== Exercise directions ==
Copy the data from its first line through the line containing "List each element", including both of those lines, and leave the pictures out.

----

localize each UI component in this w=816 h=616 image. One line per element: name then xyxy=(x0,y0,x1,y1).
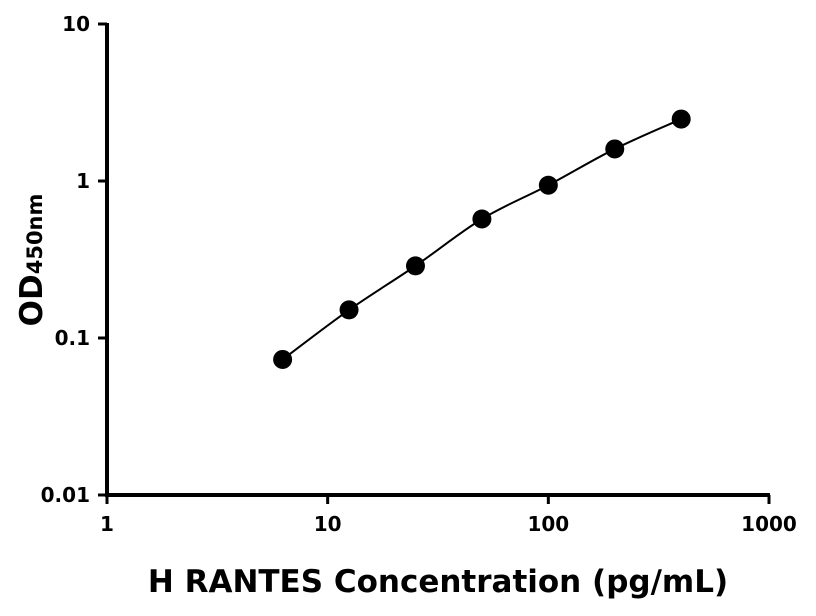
y-axis-label: OD450nm xyxy=(14,194,50,327)
x-tick-label: 100 xyxy=(527,512,569,536)
x-tick-label: 10 xyxy=(314,512,342,536)
data-point xyxy=(339,300,359,320)
data-point xyxy=(472,209,492,229)
x-tick-label: 1 xyxy=(100,512,114,536)
x-axis-label: H RANTES Concentration (pg/mL) xyxy=(148,564,728,600)
x-tick-label: 1000 xyxy=(741,512,797,536)
y-tick-label: 10 xyxy=(62,12,90,36)
y-axis-label-subscript: 450nm xyxy=(23,194,47,275)
y-tick-label: 0.01 xyxy=(41,483,90,507)
axes: 1 10 100 1000 0.01 0.1 1 10 xyxy=(41,12,797,536)
y-tick-label: 0.1 xyxy=(55,326,90,350)
y-axis-label-main: OD xyxy=(14,274,50,326)
data-point xyxy=(405,256,425,276)
data-points xyxy=(273,109,691,369)
data-point xyxy=(671,109,691,129)
data-point xyxy=(538,175,558,195)
y-tick-label: 1 xyxy=(76,169,90,193)
data-point xyxy=(273,349,293,369)
data-point xyxy=(605,139,625,159)
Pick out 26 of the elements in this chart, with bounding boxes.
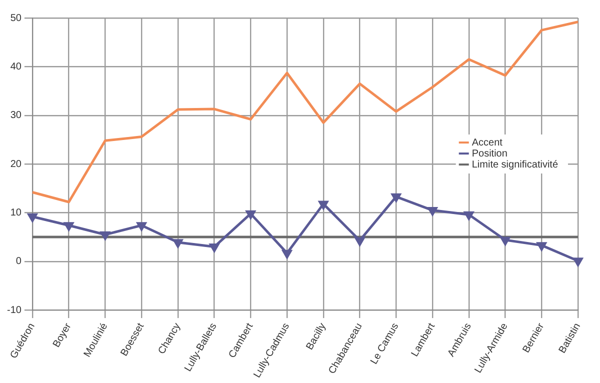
point (28, 213, 38, 222)
point (136, 222, 146, 231)
y-tick-label: 40 (10, 61, 22, 72)
legend-label: Accent (472, 137, 503, 148)
point (573, 258, 583, 266)
point (500, 236, 510, 246)
y-tick-label: 30 (10, 110, 22, 122)
y-tick-label: 20 (10, 158, 22, 170)
point (428, 207, 438, 216)
legend-label: Position (472, 148, 508, 160)
point (246, 210, 256, 219)
y-tick-label: 10 (10, 207, 22, 218)
y-tick-label: 0 (16, 256, 22, 268)
point (536, 242, 546, 251)
legend-label: Limite significativité (472, 159, 558, 170)
point (355, 237, 364, 246)
point (464, 211, 474, 220)
point (318, 200, 328, 210)
point (100, 231, 110, 240)
point (391, 193, 401, 202)
point (210, 244, 220, 252)
point (64, 222, 74, 231)
point (282, 250, 292, 258)
point (173, 239, 183, 248)
y-tick-label: -10 (7, 304, 22, 316)
y-tick-label: 50 (10, 12, 22, 24)
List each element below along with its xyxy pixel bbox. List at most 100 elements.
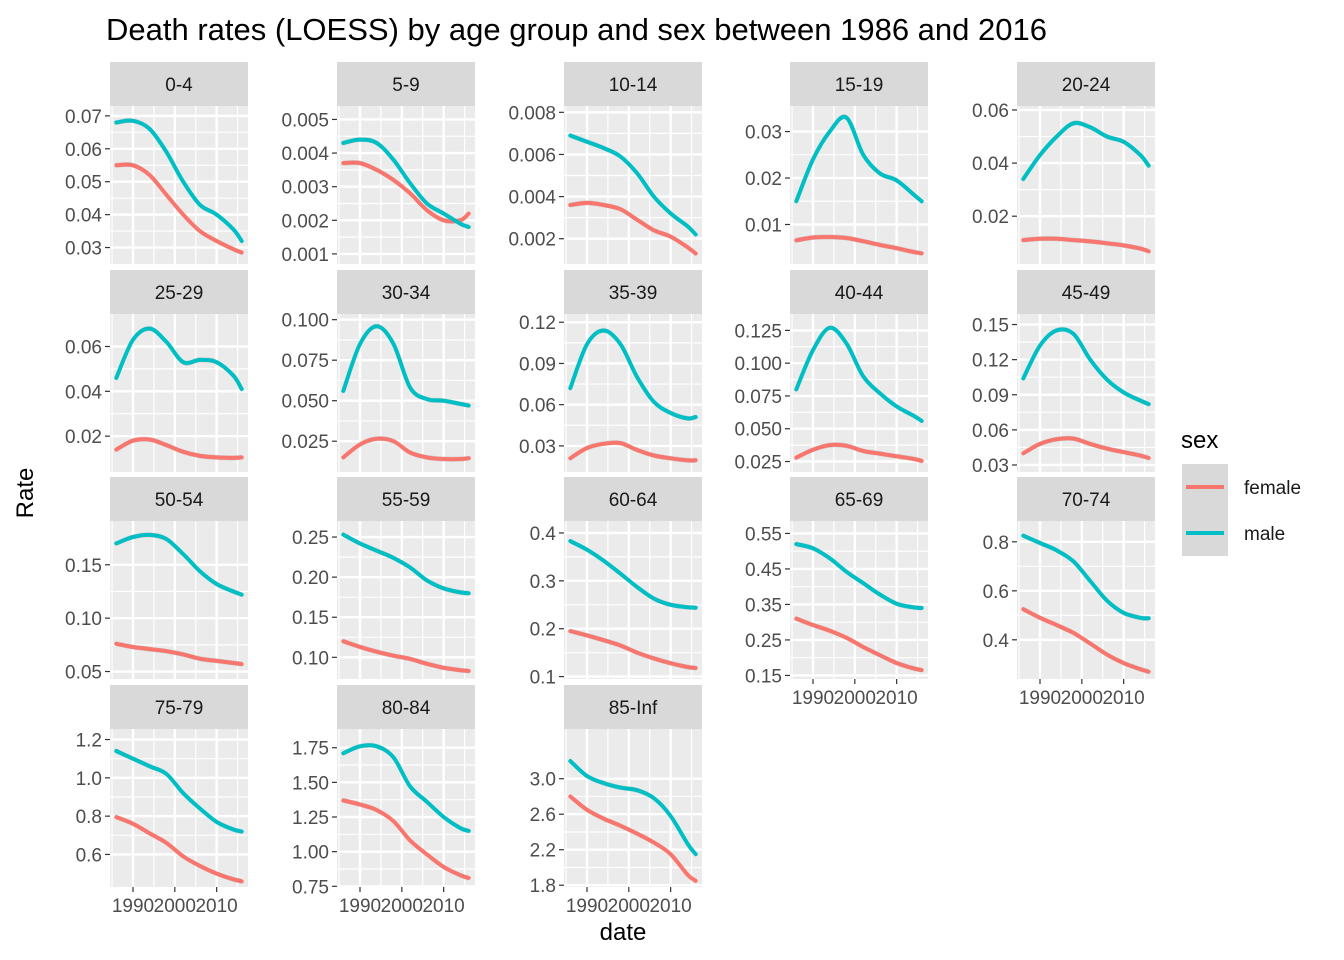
facet-strip (110, 477, 248, 521)
y-tick-label: 1.8 (530, 876, 556, 897)
y-tick-label: 0.075 (281, 351, 329, 372)
series-line-female (1021, 236, 1151, 254)
x-tick-label: 1990 (1019, 688, 1061, 709)
facet-strip-label: 20-24 (1062, 75, 1111, 96)
y-tick-label: 0.55 (745, 524, 782, 545)
panel-background (337, 106, 475, 264)
y-tick-label: 0.25 (745, 631, 782, 652)
legend-label-male: male (1244, 524, 1285, 545)
legend-label-female: female (1244, 478, 1301, 499)
y-tick-label: 3.0 (530, 770, 556, 791)
series-line-male (794, 325, 924, 423)
y-tick-label: 0.004 (281, 144, 329, 165)
y-tick-label: 1.25 (292, 808, 329, 829)
y-tick-label: 0.06 (519, 396, 556, 417)
facet-strip-label: 45-49 (1062, 283, 1111, 304)
facet-75-79: 75-79 0.6 0.8 1.0 1.2 1990 2000 2010 (76, 685, 248, 917)
facet-60-64: 60-64 0.1 0.2 0.3 0.4 (530, 477, 702, 689)
x-tick-label: 1990 (339, 896, 381, 917)
y-tick-label: 0.4 (530, 524, 557, 545)
y-tick-label: 0.06 (65, 337, 102, 358)
y-tick-label: 0.25 (292, 528, 329, 549)
facet-strip-label: 50-54 (155, 490, 204, 511)
y-tick-label: 0.025 (281, 432, 329, 453)
facet-strip-label: 75-79 (155, 698, 204, 719)
facet-strip (337, 685, 475, 729)
series-line-female (568, 200, 698, 256)
y-tick-label: 1.50 (292, 773, 329, 794)
series-line-female (114, 641, 244, 667)
x-tick-label: 2000 (608, 896, 650, 917)
series-line-male (794, 542, 924, 610)
y-tick-label: 0.06 (972, 421, 1009, 442)
series-line-male (568, 539, 698, 610)
series-line-male (794, 114, 924, 204)
panel-background (337, 729, 475, 887)
y-tick-label: 0.07 (65, 107, 102, 128)
y-tick-label: 0.35 (745, 595, 782, 616)
series-line-male (341, 532, 471, 596)
y-tick-label: 0.15 (292, 608, 329, 629)
facet-strip-label: 0-4 (165, 75, 193, 96)
y-tick-label: 0.02 (65, 427, 102, 448)
x-axis-title: date (600, 919, 647, 946)
y-tick-label: 0.45 (745, 560, 782, 581)
series-line-male (114, 532, 244, 597)
y-tick-label: 0.005 (281, 110, 329, 131)
facet-15-19: 15-19 0.01 0.02 0.03 (745, 62, 928, 264)
facet-strip (564, 270, 702, 314)
facet-strip (1017, 477, 1155, 521)
series-line-female (1021, 436, 1151, 460)
y-tick-label: 0.075 (734, 387, 782, 408)
y-tick-label: 0.10 (292, 648, 329, 669)
x-tick-label: 1990 (112, 896, 154, 917)
y-tick-label: 0.04 (972, 154, 1009, 175)
y-tick-label: 0.02 (745, 169, 782, 190)
series-line-female (794, 616, 924, 673)
facet-45-49: 45-49 0.03 0.06 0.09 0.12 0.15 (972, 270, 1155, 477)
facet-strip (110, 270, 248, 314)
y-tick-label: 1.00 (292, 843, 329, 864)
facet-0-4: 0-4 0.03 0.04 0.05 0.06 0.07 (65, 62, 248, 264)
series-line-male (568, 759, 698, 857)
series-line-male (341, 137, 471, 229)
chart-title: Death rates (LOESS) by age group and sex… (106, 12, 1047, 47)
facet-35-39: 35-39 0.03 0.06 0.09 0.12 (519, 270, 702, 472)
y-tick-label: 0.01 (745, 216, 782, 237)
y-tick-label: 0.06 (65, 140, 102, 161)
facet-10-14: 10-14 0.002 0.004 0.006 0.008 (508, 62, 702, 264)
series-line-male (114, 749, 244, 834)
facet-strip (110, 62, 248, 106)
y-tick-label: 0.06 (972, 101, 1009, 122)
facet-70-74: 70-74 0.4 0.6 0.8 1990 2000 2010 (983, 477, 1155, 709)
y-tick-label: 0.15 (972, 316, 1009, 337)
series-line-male (341, 324, 471, 408)
x-tick-label: 2000 (381, 896, 423, 917)
y-tick-label: 0.125 (734, 321, 782, 342)
y-tick-label: 0.03 (519, 437, 556, 458)
y-tick-label: 0.8 (76, 807, 102, 828)
series-line-female (568, 629, 698, 670)
y-tick-label: 1.2 (76, 731, 102, 752)
y-tick-label: 0.008 (508, 103, 556, 124)
facet-strip (1017, 62, 1155, 106)
panel-background (790, 521, 928, 679)
facet-strip-label: 35-39 (609, 283, 658, 304)
x-tick-label: 2010 (1102, 688, 1144, 709)
y-tick-label: 0.1 (530, 668, 556, 689)
y-tick-label: 0.002 (281, 211, 329, 232)
y-tick-label: 0.15 (65, 556, 102, 577)
facet-strip-label: 25-29 (155, 283, 204, 304)
facet-80-84: 80-84 0.75 1.00 1.25 1.50 1.75 1990 2000 2010 (292, 685, 475, 917)
facet-25-29: 25-29 0.02 0.04 0.06 (65, 270, 248, 472)
x-tick-label: 2000 (154, 896, 196, 917)
facet-50-54: 50-54 0.05 0.10 0.15 (65, 477, 248, 684)
series-line-female (114, 437, 244, 460)
y-tick-label: 0.05 (65, 663, 102, 684)
facet-strip (337, 270, 475, 314)
y-tick-label: 0.20 (292, 568, 329, 589)
facet-strip-label: 55-59 (382, 490, 431, 511)
x-tick-label: 2010 (649, 896, 691, 917)
facet-strip (110, 685, 248, 729)
y-tick-label: 0.05 (65, 173, 102, 194)
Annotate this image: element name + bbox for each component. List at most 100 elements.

----

== Written response ==
localize each UI component in this w=816 h=616 image. One line per element: name then xyxy=(x0,y0,x1,y1).
y-axis-label: OD450nm xyxy=(14,194,50,327)
x-tick-label: 100 xyxy=(527,512,569,536)
x-tick-label: 10 xyxy=(314,512,342,536)
data-point xyxy=(339,300,359,320)
data-point xyxy=(472,209,492,229)
x-tick-label: 1 xyxy=(100,512,114,536)
x-axis-label: H RANTES Concentration (pg/mL) xyxy=(148,564,728,600)
x-tick-label: 1000 xyxy=(741,512,797,536)
y-tick-label: 10 xyxy=(62,12,90,36)
y-axis-label-subscript: 450nm xyxy=(23,194,47,275)
y-tick-label: 0.01 xyxy=(41,483,90,507)
axes: 1 10 100 1000 0.01 0.1 1 10 xyxy=(41,12,797,536)
y-tick-label: 0.1 xyxy=(55,326,90,350)
y-axis-label-main: OD xyxy=(14,274,50,326)
data-point xyxy=(405,256,425,276)
data-points xyxy=(273,109,691,369)
data-point xyxy=(671,109,691,129)
data-point xyxy=(538,175,558,195)
y-tick-label: 1 xyxy=(76,169,90,193)
data-point xyxy=(273,349,293,369)
data-point xyxy=(605,139,625,159)
Pick out 26 of the elements in this chart, with bounding boxes.
point (28, 213, 38, 222)
point (136, 222, 146, 231)
y-tick-label: 40 (10, 61, 22, 72)
legend-label: Accent (472, 137, 503, 148)
point (573, 258, 583, 266)
point (500, 236, 510, 246)
y-tick-label: 30 (10, 110, 22, 122)
y-tick-label: 20 (10, 158, 22, 170)
point (428, 207, 438, 216)
legend-label: Position (472, 148, 508, 160)
point (246, 210, 256, 219)
y-tick-label: 10 (10, 207, 22, 218)
y-tick-label: 0 (16, 256, 22, 268)
point (536, 242, 546, 251)
legend-label: Limite significativité (472, 159, 558, 170)
point (355, 237, 364, 246)
point (464, 211, 474, 220)
point (318, 200, 328, 210)
point (100, 231, 110, 240)
point (391, 193, 401, 202)
point (210, 244, 220, 252)
point (64, 222, 74, 231)
point (282, 250, 292, 258)
point (173, 239, 183, 248)
y-tick-label: -10 (7, 304, 22, 316)
y-tick-label: 50 (10, 12, 22, 24)
List each element below along with its xyxy pixel bbox. List at most 100 elements.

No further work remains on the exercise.